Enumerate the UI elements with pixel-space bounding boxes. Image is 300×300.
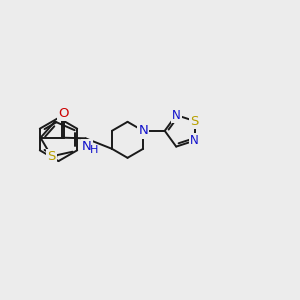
Text: O: O	[59, 106, 69, 120]
Text: S: S	[190, 115, 199, 128]
Text: N: N	[172, 109, 181, 122]
Text: N: N	[82, 140, 92, 153]
Text: N: N	[190, 134, 199, 147]
Text: N: N	[138, 124, 148, 137]
Text: S: S	[47, 150, 56, 163]
Text: H: H	[89, 145, 98, 155]
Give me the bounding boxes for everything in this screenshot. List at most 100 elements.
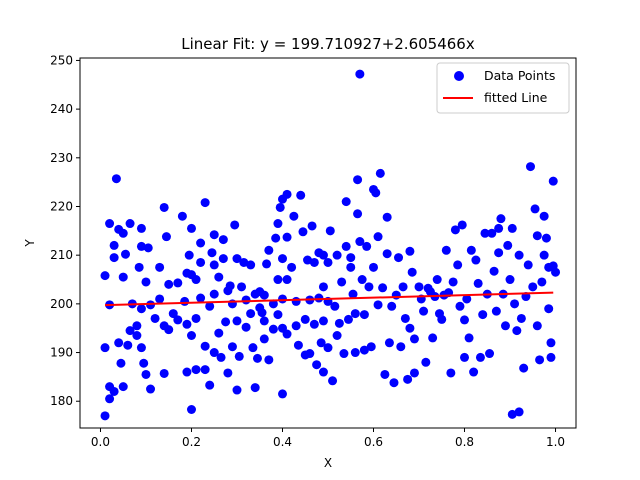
data-point [353,209,363,219]
data-point [125,219,135,229]
data-point [227,342,237,352]
data-point [364,282,374,292]
data-point [505,275,515,285]
data-point [464,333,474,343]
x-axis: 0.0 0.2 0.4 0.6 0.8 1.0 [91,428,565,449]
data-point [214,272,224,282]
data-point [114,338,124,348]
data-point [373,232,383,242]
x-tick-label: 0.8 [455,435,474,449]
data-point [259,316,269,326]
data-point [409,368,419,378]
x-tick-label: 1.0 [546,435,565,449]
data-point [500,321,510,331]
y-tick-label: 200 [50,297,73,311]
data-point [378,283,388,293]
data-point [346,262,356,272]
data-point [487,228,497,238]
data-point [136,241,146,251]
data-point [278,389,287,399]
data-point [469,367,479,377]
data-point [332,331,342,340]
data-point [348,289,358,299]
data-point [248,343,258,353]
data-point [414,282,424,292]
data-point [455,301,465,311]
data-point [409,334,419,344]
data-point [159,368,169,378]
data-point [141,277,151,287]
data-point [273,219,283,229]
data-point [214,328,224,338]
data-point [325,226,335,236]
plot-frame [79,57,577,429]
data-point [209,348,219,358]
data-point [318,367,328,377]
data-point [551,267,561,277]
data-point [200,198,210,208]
data-point [257,308,267,318]
data-point [246,260,256,270]
data-point [478,310,488,320]
data-point [489,266,499,276]
data-point [516,313,526,323]
data-point [136,304,146,314]
data-point [118,382,128,392]
data-point [507,409,517,419]
data-point [453,260,463,270]
data-point [532,231,542,241]
data-point [382,212,392,222]
data-point [259,290,269,300]
data-point [318,250,328,260]
data-point [273,310,283,320]
data-point [196,257,206,267]
data-point [282,329,292,339]
data-point [510,299,520,309]
data-point [375,168,385,178]
data-point [291,321,301,331]
data-point [328,376,338,386]
data-point [316,338,326,348]
data-point [173,278,183,288]
data-point [296,190,306,200]
data-point [300,314,310,324]
data-point [471,255,481,265]
data-point [546,338,556,348]
data-point [100,271,110,281]
data-point [118,228,128,238]
data-point [485,349,495,359]
data-point [207,248,217,258]
data-point [450,225,460,235]
data-point [218,235,228,245]
data-point [159,202,169,212]
data-point [116,358,126,368]
data-point [209,289,219,299]
data-point [398,282,408,292]
data-point [123,340,133,350]
data-point [225,281,235,291]
data-point [523,260,533,270]
data-point [164,279,174,289]
data-point [109,253,119,263]
data-point [541,233,551,243]
data-point [330,301,340,311]
y-tick-label: 240 [50,102,73,116]
data-point [519,363,529,373]
data-point [132,331,142,340]
data-point [241,322,251,332]
data-point [146,384,156,394]
data-point [475,352,485,362]
data-point [473,278,483,288]
data-point [396,342,406,352]
data-point [218,254,228,264]
data-point [278,254,287,264]
data-point [480,228,490,238]
data-point [109,386,119,396]
data-point [359,310,369,320]
data-point [184,250,194,260]
data-point [350,309,360,319]
data-point [387,301,397,311]
data-point [307,221,317,231]
data-point [259,334,269,344]
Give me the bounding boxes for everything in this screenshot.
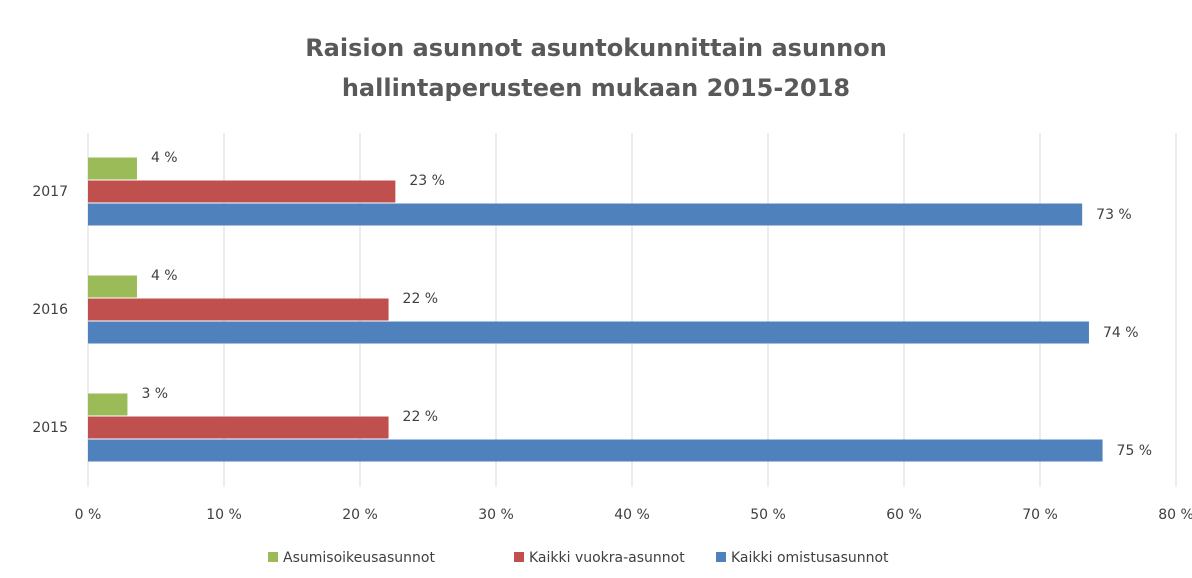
x-tick-label: 10 % bbox=[206, 507, 242, 523]
y-tick-label: 2017 bbox=[32, 184, 68, 200]
bar bbox=[88, 275, 137, 298]
y-tick-label: 2016 bbox=[32, 302, 68, 318]
data-label: 22 % bbox=[403, 291, 439, 307]
bar bbox=[88, 393, 128, 416]
legend-swatch bbox=[716, 552, 726, 562]
x-tick-label: 50 % bbox=[750, 507, 786, 523]
legend-label: Asumisoikeusasunnot bbox=[283, 550, 435, 566]
bar bbox=[88, 416, 389, 439]
data-label: 23 % bbox=[409, 173, 445, 189]
x-tick-label: 80 % bbox=[1158, 507, 1192, 523]
bar bbox=[88, 298, 389, 321]
legend-swatch bbox=[268, 552, 278, 562]
legend-label: Kaikki vuokra-asunnot bbox=[529, 550, 685, 566]
legend-swatch bbox=[514, 552, 524, 562]
data-label: 4 % bbox=[151, 268, 178, 284]
bar bbox=[88, 321, 1089, 344]
legend-label: Kaikki omistusasunnot bbox=[731, 550, 889, 566]
bar bbox=[88, 203, 1083, 226]
x-tick-label: 60 % bbox=[886, 507, 922, 523]
chart-title: Raision asunnot asuntokunnittain asunnon… bbox=[305, 34, 887, 102]
bar bbox=[88, 439, 1103, 462]
data-label: 22 % bbox=[403, 409, 439, 425]
x-tick-label: 20 % bbox=[342, 507, 378, 523]
x-tick-label: 0 % bbox=[75, 507, 102, 523]
data-label: 3 % bbox=[141, 386, 168, 402]
x-tick-label: 30 % bbox=[478, 507, 514, 523]
data-label: 74 % bbox=[1103, 325, 1139, 341]
bar bbox=[88, 180, 396, 203]
x-tick-label: 40 % bbox=[614, 507, 650, 523]
x-tick-label: 70 % bbox=[1022, 507, 1058, 523]
y-tick-label: 2015 bbox=[32, 420, 68, 436]
data-label: 73 % bbox=[1096, 207, 1132, 223]
bar bbox=[88, 157, 137, 180]
data-label: 75 % bbox=[1117, 443, 1153, 459]
data-label: 4 % bbox=[151, 150, 178, 166]
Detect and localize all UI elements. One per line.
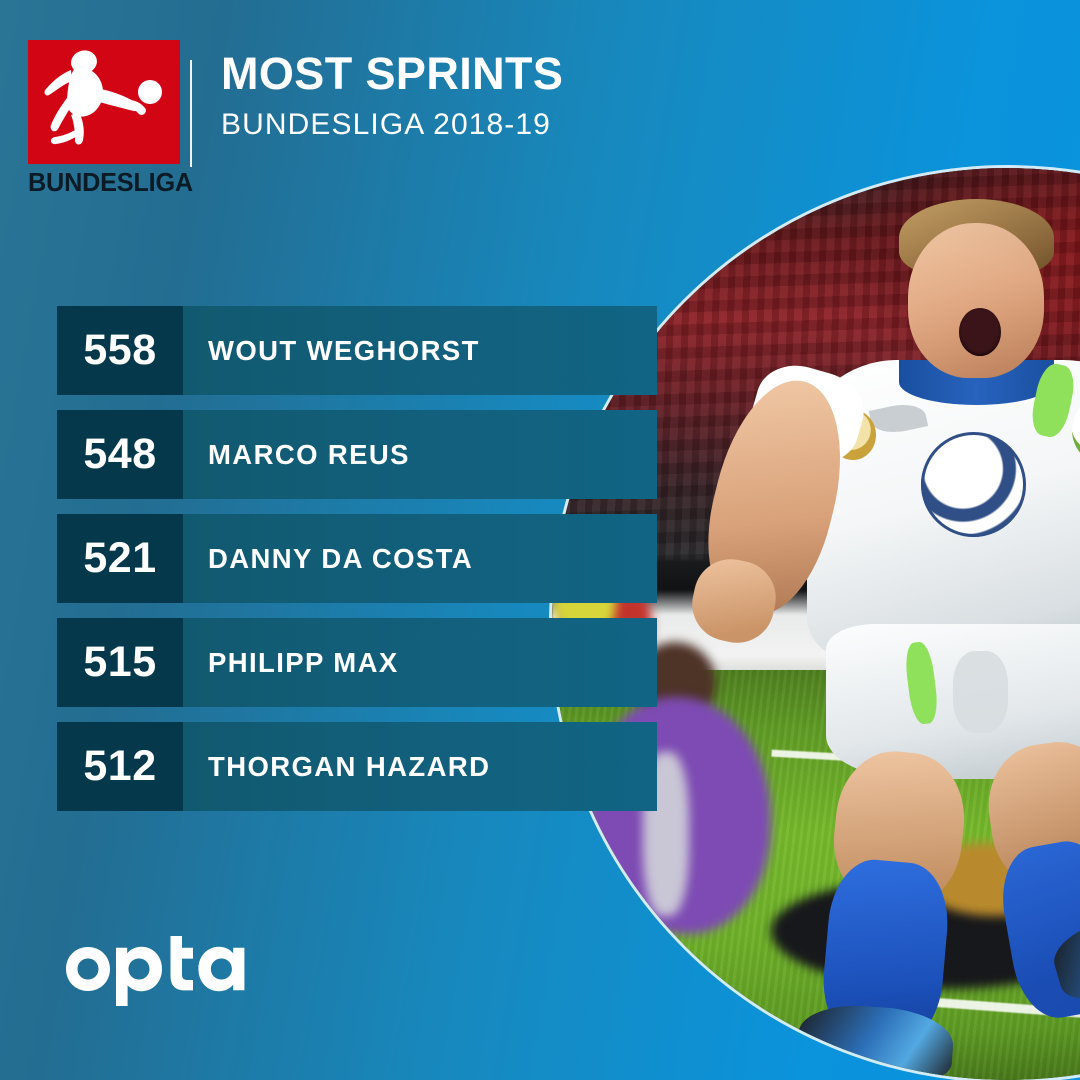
title-block: MOST SPRINTS BUNDESLIGA 2018-19 [221, 50, 563, 140]
sprint-count: 515 [57, 618, 183, 707]
ranking-row: 512 THORGAN HAZARD [57, 722, 657, 811]
club-crest [1071, 396, 1080, 465]
player-name: DANNY DA COSTA [208, 542, 474, 574]
bundesliga-logo: BUNDESLIGA [28, 40, 193, 197]
page-subtitle: BUNDESLIGA 2018-19 [221, 108, 551, 142]
player-name: MARCO REUS [208, 438, 410, 470]
bundesliga-logo-square [28, 40, 180, 164]
ranking-row: 521 DANNY DA COSTA [57, 514, 657, 603]
player-bar: THORGAN HAZARD [183, 722, 657, 811]
player-bar: WOUT WEGHORST [183, 306, 657, 395]
player-name: PHILIPP MAX [208, 646, 399, 678]
ranking-list: 558 WOUT WEGHORST 548 MARCO REUS 521 DAN… [57, 306, 657, 811]
bundesliga-wordmark: BUNDESLIGA [28, 169, 193, 197]
player-bar: MARCO REUS [183, 410, 657, 499]
ranking-row: 558 WOUT WEGHORST [57, 306, 657, 395]
footballer-icon [44, 50, 162, 145]
header-divider [190, 60, 192, 167]
ranking-row: 515 PHILIPP MAX [57, 618, 657, 707]
sprint-count: 558 [57, 306, 183, 395]
sprint-count: 521 [57, 514, 183, 603]
player-name: THORGAN HAZARD [208, 750, 491, 782]
page-title: MOST SPRINTS [221, 48, 564, 99]
opta-wordmark-icon [66, 936, 245, 1006]
player-bar: DANNY DA COSTA [183, 514, 657, 603]
opta-logo [62, 933, 252, 1012]
player-name: WOUT WEGHORST [208, 334, 480, 366]
sprint-count: 512 [57, 722, 183, 811]
sponsor-logo [921, 432, 1027, 538]
sprint-count: 548 [57, 410, 183, 499]
player-bar: PHILIPP MAX [183, 618, 657, 707]
player-mouth [958, 308, 1001, 356]
shirt-number [953, 651, 1008, 734]
ranking-row: 548 MARCO REUS [57, 410, 657, 499]
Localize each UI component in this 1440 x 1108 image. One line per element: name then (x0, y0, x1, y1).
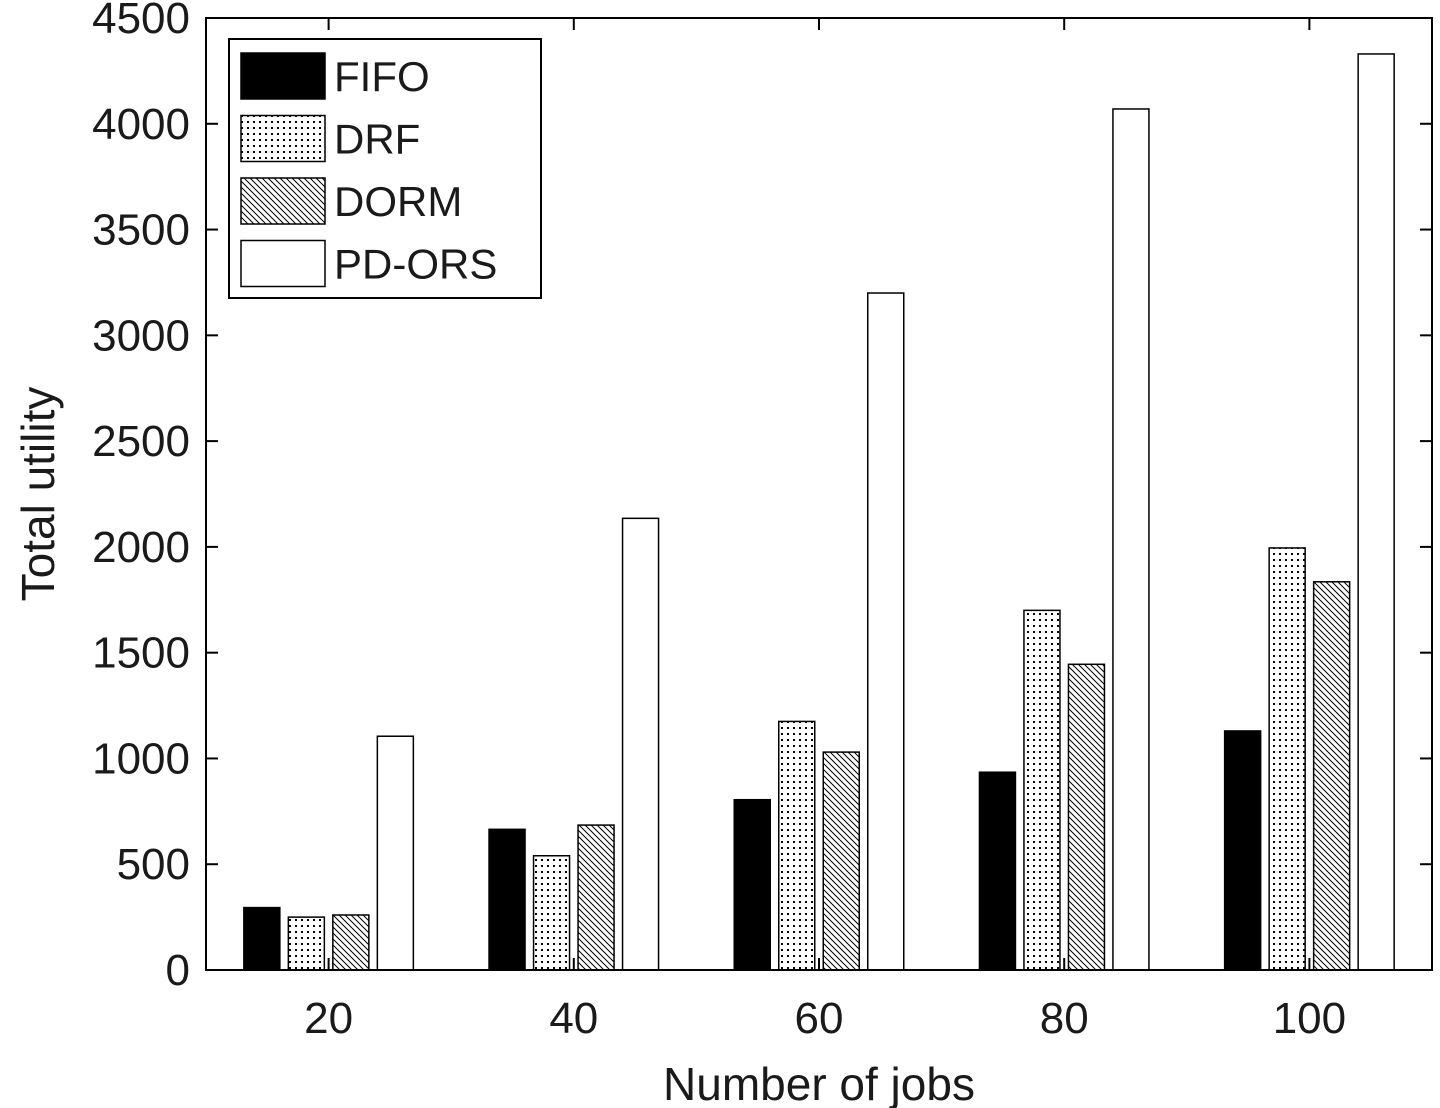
----------
Task to carry out ▸
Count the lines in the records that contain the string "Give", with case counting. Reply with the number only.

Complete answer ▸
2